阅读材料:
══════════
题目
Determine if a Sudoku is valid.
The Sudoku board could be partially filled, where empty cells are filled with the character ‘.’.
A partially filled sudoku which is valid.
Note: A valid Sudoku board (partially filled) is not necessarily solvable. Only the filled cells need to be validated.
The 3 Rules that a valid Sudoku must obey are:
按照3条规则,一条条来
先检查数组大小,是不是9x9见方。
再逐行检查,是不是每行都满足条件1.
再逐列检查,是不是每列都满足条件2.
再按照3x3小方格检查,是不是每个方格都满足条件3.
每次检查都事先准备一个{'1','2','3','4','5','6','7','8','9'}的ArrayList。contains()每找到一个数字就从列表里remove()。
══════════
相关资料:
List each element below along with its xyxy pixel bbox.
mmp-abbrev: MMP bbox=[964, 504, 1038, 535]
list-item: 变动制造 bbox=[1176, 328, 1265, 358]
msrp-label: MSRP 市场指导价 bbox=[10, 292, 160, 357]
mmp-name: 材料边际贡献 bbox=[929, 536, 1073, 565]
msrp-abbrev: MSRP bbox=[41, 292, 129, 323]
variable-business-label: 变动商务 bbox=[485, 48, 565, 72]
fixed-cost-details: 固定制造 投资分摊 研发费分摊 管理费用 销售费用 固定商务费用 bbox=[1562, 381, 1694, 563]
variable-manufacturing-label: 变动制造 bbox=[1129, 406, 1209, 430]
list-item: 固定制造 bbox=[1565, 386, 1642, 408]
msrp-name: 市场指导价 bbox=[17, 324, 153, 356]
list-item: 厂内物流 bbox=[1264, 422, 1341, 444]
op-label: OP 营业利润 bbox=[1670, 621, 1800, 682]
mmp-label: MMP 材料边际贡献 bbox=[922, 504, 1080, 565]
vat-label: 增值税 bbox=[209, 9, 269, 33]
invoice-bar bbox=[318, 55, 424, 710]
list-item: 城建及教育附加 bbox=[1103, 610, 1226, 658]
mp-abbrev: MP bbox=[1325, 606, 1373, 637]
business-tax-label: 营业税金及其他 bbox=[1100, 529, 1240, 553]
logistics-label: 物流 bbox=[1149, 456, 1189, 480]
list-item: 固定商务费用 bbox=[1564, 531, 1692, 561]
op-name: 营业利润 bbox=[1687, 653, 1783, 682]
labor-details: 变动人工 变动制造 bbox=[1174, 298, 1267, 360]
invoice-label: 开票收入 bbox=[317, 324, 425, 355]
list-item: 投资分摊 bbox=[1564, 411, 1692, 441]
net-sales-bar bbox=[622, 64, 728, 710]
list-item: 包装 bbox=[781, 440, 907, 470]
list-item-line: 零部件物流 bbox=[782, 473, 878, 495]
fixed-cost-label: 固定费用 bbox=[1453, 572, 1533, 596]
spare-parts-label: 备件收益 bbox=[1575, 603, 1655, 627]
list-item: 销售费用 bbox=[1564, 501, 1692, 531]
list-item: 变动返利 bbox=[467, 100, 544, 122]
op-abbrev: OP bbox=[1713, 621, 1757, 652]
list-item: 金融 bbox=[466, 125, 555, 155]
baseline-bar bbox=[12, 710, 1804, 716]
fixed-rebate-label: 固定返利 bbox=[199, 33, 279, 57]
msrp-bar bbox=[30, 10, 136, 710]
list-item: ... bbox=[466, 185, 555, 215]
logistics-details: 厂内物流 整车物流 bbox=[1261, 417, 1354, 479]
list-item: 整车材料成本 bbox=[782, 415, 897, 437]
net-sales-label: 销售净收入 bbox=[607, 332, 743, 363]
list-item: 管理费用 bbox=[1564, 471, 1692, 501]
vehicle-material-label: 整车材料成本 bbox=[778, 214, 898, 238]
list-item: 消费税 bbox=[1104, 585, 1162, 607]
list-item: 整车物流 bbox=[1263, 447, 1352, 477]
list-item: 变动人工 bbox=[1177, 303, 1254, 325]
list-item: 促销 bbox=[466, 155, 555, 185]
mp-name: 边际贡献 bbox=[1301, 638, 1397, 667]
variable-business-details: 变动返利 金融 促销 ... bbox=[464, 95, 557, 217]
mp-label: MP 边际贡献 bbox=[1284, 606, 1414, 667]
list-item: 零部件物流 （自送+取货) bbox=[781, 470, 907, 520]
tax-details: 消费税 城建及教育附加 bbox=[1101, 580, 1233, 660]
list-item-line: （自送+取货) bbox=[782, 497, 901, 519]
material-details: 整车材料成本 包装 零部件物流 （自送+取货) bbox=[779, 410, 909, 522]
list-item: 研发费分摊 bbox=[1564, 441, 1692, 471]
══════════
练习任务:
**A)** 阅读材料中按顺序列出了几项检查步骤,请逐条写出。
**B)** 请把阅读材料中以含有“The Sudoku board”的文字开头、以“再逐行检查,是不是每行都满足条件1.”结尾的部分原样抄写下来。

练习答案:
**A)**
1. 检查数组大小,是不是9x9见方。
2. 逐行检查,是不是每行都满足条件1。
3. 逐列检查,是不是每列都满足条件2。
4. 按照3x3小方格检查,是不是每个方格都满足条件3。

**B)**
The Sudoku board could be partially filled, where empty cells are filled with the character ‘.’.
A partially filled sudoku which is valid.
Note: A valid Sudoku board (partially filled) is not necessarily solvable. Only the filled cells need to be validated.
The 3 Rules that a valid Sudoku must obey are:
按照3条规则,一条条来
先检查数组大小,是不是9x9见方。
再逐行检查,是不是每行都满足条件1.